THE PROBLEM:
In the material below, list every line carrying the string "title".

LISTING:
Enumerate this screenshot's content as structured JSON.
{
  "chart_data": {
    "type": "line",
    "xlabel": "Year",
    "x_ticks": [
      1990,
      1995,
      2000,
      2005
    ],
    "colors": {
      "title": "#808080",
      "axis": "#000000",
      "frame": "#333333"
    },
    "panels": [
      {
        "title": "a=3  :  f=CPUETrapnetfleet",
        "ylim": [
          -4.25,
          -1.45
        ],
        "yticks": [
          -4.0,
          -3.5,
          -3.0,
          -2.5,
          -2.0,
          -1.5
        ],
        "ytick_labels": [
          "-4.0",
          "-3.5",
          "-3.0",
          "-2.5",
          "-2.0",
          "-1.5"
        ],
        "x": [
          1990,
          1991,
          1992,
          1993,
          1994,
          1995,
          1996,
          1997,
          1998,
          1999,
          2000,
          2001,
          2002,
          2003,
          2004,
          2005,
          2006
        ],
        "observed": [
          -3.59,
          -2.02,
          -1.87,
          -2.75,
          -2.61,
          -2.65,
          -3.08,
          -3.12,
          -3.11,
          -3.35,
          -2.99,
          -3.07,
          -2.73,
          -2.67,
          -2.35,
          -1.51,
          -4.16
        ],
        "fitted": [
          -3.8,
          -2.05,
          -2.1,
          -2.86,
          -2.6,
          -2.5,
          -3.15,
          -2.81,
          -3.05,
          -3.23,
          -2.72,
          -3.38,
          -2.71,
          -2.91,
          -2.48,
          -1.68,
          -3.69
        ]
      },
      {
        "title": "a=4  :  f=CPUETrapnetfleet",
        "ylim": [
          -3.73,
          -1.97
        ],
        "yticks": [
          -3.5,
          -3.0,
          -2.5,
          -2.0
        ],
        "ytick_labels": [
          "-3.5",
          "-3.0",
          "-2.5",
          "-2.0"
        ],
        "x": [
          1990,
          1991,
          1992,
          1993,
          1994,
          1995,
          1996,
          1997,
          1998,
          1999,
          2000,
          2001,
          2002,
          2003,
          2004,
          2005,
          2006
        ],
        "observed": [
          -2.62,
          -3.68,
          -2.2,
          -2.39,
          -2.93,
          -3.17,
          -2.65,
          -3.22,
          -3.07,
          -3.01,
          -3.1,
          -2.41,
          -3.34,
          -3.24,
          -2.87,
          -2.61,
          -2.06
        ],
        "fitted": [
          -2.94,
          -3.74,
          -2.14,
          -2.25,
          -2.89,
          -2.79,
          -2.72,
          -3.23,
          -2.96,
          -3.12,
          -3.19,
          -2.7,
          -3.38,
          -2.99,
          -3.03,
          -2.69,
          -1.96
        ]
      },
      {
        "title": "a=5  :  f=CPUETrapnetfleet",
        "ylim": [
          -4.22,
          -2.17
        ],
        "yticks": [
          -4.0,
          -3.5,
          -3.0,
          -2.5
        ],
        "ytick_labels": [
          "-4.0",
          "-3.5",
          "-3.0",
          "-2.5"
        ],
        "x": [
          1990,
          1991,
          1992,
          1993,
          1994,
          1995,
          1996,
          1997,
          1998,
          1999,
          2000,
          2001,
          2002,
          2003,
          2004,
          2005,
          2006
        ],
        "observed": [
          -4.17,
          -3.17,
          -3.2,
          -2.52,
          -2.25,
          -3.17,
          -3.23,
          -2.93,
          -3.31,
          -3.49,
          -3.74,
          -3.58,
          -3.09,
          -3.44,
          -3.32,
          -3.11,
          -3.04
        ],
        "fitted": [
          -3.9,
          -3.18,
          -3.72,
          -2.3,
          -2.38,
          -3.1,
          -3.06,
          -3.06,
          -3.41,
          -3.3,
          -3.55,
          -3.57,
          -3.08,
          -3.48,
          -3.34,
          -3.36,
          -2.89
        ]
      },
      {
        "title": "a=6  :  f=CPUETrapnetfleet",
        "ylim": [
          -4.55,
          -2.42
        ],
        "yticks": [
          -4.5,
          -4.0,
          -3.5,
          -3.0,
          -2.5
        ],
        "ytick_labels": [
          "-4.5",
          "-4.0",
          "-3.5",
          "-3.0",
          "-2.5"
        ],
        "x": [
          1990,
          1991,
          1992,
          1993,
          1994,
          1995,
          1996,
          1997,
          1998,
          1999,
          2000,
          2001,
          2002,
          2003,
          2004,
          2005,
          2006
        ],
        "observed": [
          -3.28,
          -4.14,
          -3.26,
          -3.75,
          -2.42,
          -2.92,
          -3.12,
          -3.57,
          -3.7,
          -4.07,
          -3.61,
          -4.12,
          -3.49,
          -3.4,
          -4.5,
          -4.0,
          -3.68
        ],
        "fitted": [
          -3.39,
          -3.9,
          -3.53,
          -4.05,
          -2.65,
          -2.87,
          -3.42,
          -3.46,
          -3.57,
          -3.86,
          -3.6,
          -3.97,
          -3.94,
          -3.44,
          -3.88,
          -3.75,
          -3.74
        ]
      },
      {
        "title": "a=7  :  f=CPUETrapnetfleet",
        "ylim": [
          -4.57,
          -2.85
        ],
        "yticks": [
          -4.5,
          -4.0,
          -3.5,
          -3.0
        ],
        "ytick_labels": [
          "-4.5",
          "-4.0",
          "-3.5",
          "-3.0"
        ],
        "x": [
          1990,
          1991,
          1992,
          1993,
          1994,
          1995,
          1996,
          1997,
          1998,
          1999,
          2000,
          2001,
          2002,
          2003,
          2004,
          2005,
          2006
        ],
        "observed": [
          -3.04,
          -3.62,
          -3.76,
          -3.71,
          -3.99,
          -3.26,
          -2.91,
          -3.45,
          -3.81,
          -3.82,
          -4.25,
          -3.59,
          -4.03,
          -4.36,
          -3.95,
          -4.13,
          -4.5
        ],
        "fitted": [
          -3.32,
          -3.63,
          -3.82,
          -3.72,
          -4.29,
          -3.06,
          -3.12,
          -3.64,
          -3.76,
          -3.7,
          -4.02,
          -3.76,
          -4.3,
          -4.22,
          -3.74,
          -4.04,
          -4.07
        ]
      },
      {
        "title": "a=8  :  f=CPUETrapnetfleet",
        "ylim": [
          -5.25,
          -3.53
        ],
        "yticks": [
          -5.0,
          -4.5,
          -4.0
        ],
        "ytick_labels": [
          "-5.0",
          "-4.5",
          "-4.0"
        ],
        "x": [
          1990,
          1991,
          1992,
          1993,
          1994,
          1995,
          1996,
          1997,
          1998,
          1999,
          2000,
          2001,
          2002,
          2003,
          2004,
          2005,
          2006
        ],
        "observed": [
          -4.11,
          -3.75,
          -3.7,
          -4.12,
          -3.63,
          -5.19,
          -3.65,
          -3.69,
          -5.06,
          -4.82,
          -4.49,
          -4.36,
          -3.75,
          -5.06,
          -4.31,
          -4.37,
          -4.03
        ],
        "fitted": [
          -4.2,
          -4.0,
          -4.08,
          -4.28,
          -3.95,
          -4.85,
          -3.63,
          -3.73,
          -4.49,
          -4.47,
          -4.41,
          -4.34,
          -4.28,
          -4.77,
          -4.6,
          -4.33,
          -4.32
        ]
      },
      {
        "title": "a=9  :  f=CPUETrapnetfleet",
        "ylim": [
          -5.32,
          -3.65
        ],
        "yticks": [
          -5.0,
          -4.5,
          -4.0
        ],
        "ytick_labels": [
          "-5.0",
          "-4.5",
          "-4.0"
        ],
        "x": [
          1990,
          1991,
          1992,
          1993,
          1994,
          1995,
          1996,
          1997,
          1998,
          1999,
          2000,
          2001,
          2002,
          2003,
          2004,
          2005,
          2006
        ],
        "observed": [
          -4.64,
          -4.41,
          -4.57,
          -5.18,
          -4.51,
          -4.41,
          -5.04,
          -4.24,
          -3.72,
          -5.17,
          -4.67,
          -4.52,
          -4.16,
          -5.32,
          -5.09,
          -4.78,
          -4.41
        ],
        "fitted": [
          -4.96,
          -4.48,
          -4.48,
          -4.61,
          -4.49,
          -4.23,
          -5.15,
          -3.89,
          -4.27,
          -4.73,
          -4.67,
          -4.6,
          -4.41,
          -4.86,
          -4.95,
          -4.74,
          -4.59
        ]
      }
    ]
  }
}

SOLUTION TO THIS TASK:
      "title": "#808080",
        "title": "a=3  :  f=CPUETrapnetfleet",
        "title": "a=4  :  f=CPUETrapnetfleet",
        "title": "a=5  :  f=CPUETrapnetfleet",
        "title": "a=6  :  f=CPUETrapnetfleet",
        "title": "a=7  :  f=CPUETrapnetfleet",
        "title": "a=8  :  f=CPUETrapnetfleet",
        "title": "a=9  :  f=CPUETrapnetfleet",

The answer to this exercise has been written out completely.